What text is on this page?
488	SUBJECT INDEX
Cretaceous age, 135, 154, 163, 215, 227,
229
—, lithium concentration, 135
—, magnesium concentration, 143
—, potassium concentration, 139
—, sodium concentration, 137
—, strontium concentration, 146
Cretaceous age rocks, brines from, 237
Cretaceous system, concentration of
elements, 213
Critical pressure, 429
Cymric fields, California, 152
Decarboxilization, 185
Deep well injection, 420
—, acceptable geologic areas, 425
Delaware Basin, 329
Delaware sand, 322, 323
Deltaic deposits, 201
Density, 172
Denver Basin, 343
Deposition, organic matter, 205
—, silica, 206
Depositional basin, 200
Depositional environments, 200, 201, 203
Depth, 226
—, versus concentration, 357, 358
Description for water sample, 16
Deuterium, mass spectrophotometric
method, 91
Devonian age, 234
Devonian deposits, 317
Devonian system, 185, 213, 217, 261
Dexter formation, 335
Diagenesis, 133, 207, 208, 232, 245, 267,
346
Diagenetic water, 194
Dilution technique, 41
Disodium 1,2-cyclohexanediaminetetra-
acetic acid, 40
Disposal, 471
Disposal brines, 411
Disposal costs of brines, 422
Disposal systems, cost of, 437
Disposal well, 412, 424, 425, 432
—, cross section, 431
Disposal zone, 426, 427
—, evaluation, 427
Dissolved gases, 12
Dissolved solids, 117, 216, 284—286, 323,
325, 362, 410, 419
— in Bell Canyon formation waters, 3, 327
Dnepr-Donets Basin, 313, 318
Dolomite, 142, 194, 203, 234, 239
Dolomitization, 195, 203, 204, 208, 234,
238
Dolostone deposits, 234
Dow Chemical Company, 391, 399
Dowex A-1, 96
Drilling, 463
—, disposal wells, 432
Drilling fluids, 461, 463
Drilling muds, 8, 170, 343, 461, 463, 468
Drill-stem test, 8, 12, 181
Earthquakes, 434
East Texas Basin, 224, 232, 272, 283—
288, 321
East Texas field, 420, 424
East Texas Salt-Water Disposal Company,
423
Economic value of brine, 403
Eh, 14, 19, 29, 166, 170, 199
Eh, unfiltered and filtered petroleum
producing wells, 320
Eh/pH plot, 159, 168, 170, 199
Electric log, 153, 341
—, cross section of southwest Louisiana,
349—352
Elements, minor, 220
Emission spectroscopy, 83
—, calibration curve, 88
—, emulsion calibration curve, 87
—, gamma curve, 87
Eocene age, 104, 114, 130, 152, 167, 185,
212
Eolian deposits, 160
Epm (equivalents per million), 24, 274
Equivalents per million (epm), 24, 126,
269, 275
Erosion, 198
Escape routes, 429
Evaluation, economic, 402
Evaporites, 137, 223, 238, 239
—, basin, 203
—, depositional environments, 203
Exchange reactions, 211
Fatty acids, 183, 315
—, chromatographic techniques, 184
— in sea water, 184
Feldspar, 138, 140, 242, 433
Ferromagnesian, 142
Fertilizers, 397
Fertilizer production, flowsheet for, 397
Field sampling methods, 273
____
> Your assignment
Please report all lines in the entries where "Drilling" appears.

> Problem solution
Drilling, 463
Drilling fluids, 461, 463
Drilling muds, 8, 170, 343, 461, 463, 468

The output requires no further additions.